> _Sección de texto_
..............................

Los primeros cuatro meses de 1980 fueron el punto álgido de la corta y relampagueante carrera delictiva de el Nani. Atracó en ese corto período un mínimo conocido de siete bancos y establecimientos comerciales, con un botín total de muchos millones de pesetas. Y todas fueron operaciones limpias, sin sangre, bien planeadas y ejecutadas.

Un error fatal

El Nani había cometido un error, y la Brigada de Policía Judicial valenciana ya sabía que ese alias ocultaba la personalidad de Marcelino González. El error había sido llevar su propio Talbot marrón a una de las acciones, y alguien había anotado el número de la matrícula. El responsable de la ola de atracos que asolaba la ciudad estaba identificado.

Cayó el 1 de mayo de 1980. Ese día, a las seis de la tarde, media docena de inspectores del grupo antiatracos de la brigada judicial, protegidos con chalecos antibalas y armados con metralletas, lo detuvieron en la cafetería de la gasolinera Cary, en la pista de Silla. No se resistió. Alguien había dado el soplo y la policía sabía que podía encontrarle allí o en un apartamento de Tabernes de Valldigna, donde vivía semiescondido con Pepa y sus hijas. Horas después confesaba siete atracos en jefatura, en medio de vómitos y terribles dolores por la ausencia de droga.

Casi seis meses más tarde, el martes 21 de octubre, Antonio López y Oscar Bustos, miembros de la Brigada de Estupefacientes, informaban en el teatro valenciano Talía, a una asamblea de atemorizados padres de familia, que el 80% de los actuales atracos eran cometidos por jóvenes drogadictos. Precisamente ese mismo día, un grupo de desconocidos había asaltado a mano armada un taller joyero de la calle de Cirilo Amorós, apoderándose de unos veinte millones de pesetas en metales y piedras preciosas. Pero ni la conferencia ni el atraco iban a ser la noticia negra de la jornada.

..............................

> _Datos registrados_
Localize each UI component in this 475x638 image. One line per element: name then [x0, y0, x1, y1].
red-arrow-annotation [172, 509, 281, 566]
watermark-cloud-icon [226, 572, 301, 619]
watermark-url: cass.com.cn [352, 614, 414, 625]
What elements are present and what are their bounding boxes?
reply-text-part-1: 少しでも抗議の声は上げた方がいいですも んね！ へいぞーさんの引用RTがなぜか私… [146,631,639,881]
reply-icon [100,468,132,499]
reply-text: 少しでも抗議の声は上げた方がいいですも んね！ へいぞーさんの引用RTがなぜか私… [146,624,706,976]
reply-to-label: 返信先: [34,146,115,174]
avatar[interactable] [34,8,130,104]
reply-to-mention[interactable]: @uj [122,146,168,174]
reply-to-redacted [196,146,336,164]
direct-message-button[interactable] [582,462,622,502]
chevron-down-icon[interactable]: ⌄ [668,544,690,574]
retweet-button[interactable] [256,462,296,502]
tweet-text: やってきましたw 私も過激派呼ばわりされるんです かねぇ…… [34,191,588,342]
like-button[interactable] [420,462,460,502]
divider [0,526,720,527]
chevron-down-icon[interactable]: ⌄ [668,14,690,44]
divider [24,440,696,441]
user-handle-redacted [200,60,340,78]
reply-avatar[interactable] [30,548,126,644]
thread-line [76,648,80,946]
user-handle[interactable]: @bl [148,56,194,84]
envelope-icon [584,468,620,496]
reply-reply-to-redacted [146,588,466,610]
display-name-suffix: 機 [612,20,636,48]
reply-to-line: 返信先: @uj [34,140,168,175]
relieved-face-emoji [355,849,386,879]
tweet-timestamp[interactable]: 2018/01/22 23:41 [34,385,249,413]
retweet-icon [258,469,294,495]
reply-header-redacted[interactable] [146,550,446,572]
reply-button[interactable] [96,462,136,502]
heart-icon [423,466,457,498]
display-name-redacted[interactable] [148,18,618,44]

..............................

> _Solicitud de trabajo 1_
Responda, según el fragmento sobre el Nani, a estas preguntas:
(a) ¿Cuántos bancos y establecimientos comerciales atracó, como mínimo conocido, en los primeros cuatro meses de 1980?
(b) ¿Qué vehículo llevó a una de las acciones?
(c) ¿En qué lugar lo detuvieron los inspectores?
> _Solicitud de trabajo 2_
Devuelva literalmente el pasaje del fragmento sobre el Nani comprendido entre "Casi seis meses" y "de la jornada.", ambos incluidos.

> _Respuesta del ejercicio 1_
(a) Siete.
(b) Su propio Talbot marrón.
(c) En la cafetería de la gasolinera Cary, en la pista de Silla.

> _Respuesta del ejercicio 2_
Casi seis meses más tarde, el martes 21 de octubre, Antonio López y Oscar Bustos, miembros de la Brigada de Estupefacientes, informaban en el teatro valenciano Talía, a una asamblea de atemorizados padres de familia, que el 80% de los actuales atracos eran cometidos por jóvenes drogadictos. Precisamente ese mismo día, un grupo de desconocidos había asaltado a mano armada un taller joyero de la calle de Cirilo Amorós, apoderándose de unos veinte millones de pesetas en metales y piedras preciosas. Pero ni la conferencia ni el atraco iban a ser la noticia negra de la jornada.